[Begin Dataset content]

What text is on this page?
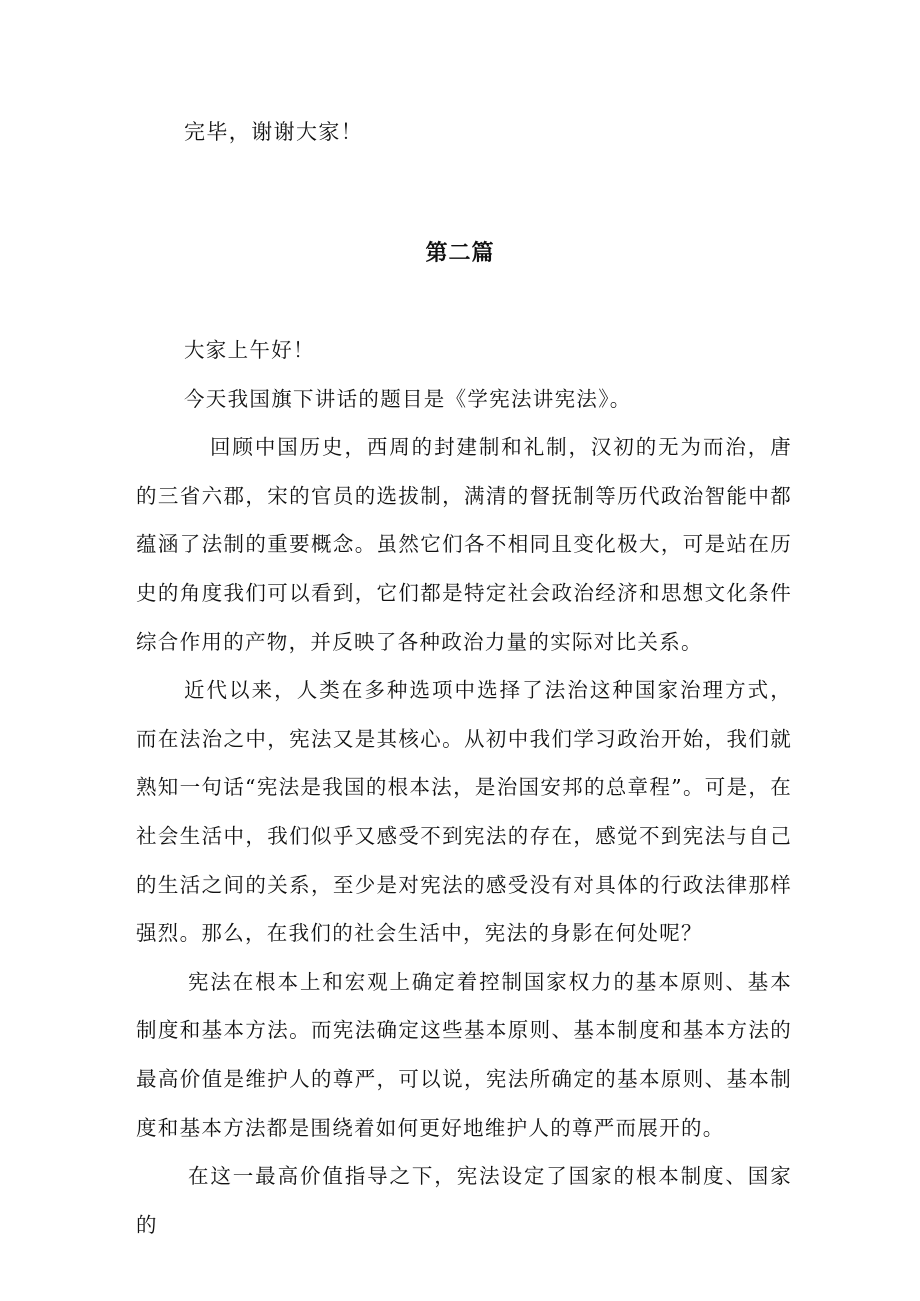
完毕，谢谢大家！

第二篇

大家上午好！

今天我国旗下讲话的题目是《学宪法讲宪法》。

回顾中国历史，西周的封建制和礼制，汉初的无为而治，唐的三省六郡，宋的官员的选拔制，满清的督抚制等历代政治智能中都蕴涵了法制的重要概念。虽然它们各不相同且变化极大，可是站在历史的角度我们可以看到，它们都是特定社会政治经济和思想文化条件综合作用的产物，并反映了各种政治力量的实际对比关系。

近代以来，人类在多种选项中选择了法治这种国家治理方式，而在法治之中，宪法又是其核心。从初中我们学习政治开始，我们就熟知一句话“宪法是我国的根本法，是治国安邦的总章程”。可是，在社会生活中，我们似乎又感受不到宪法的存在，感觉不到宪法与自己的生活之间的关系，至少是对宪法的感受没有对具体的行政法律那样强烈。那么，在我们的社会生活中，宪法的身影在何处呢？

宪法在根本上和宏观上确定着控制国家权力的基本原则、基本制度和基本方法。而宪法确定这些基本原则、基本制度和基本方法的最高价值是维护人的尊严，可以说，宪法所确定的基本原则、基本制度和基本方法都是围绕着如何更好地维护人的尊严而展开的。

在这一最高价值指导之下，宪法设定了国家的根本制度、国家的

[End Dataset content]

Set down all the entries exactly as they appear, but skip any pictures.

What text is on this page?
完毕，谢谢大家！

第二篇

大家上午好！

今天我国旗下讲话的题目是《学宪法讲宪法》。

回顾中国历史，西周的封建制和礼制，汉初的无为而治，唐的三省六郡，宋的官员的选拔制，满清的督抚制等历代政治智能中都蕴涵了法制的重要概念。虽然它们各不相同且变化极大，可是站在历史的角度我们可以看到，它们都是特定社会政治经济和思想文化条件综合作用的产物，并反映了各种政治力量的实际对比关系。

近代以来，人类在多种选项中选择了法治这种国家治理方式，而在法治之中，宪法又是其核心。从初中我们学习政治开始，我们就熟知一句话“宪法是我国的根本法，是治国安邦的总章程”。可是，在社会生活中，我们似乎又感受不到宪法的存在，感觉不到宪法与自己的生活之间的关系，至少是对宪法的感受没有对具体的行政法律那样强烈。那么，在我们的社会生活中，宪法的身影在何处呢？

宪法在根本上和宏观上确定着控制国家权力的基本原则、基本制度和基本方法。而宪法确定这些基本原则、基本制度和基本方法的最高价值是维护人的尊严，可以说，宪法所确定的基本原则、基本制度和基本方法都是围绕着如何更好地维护人的尊严而展开的。

在这一最高价值指导之下，宪法设定了国家的根本制度、国家的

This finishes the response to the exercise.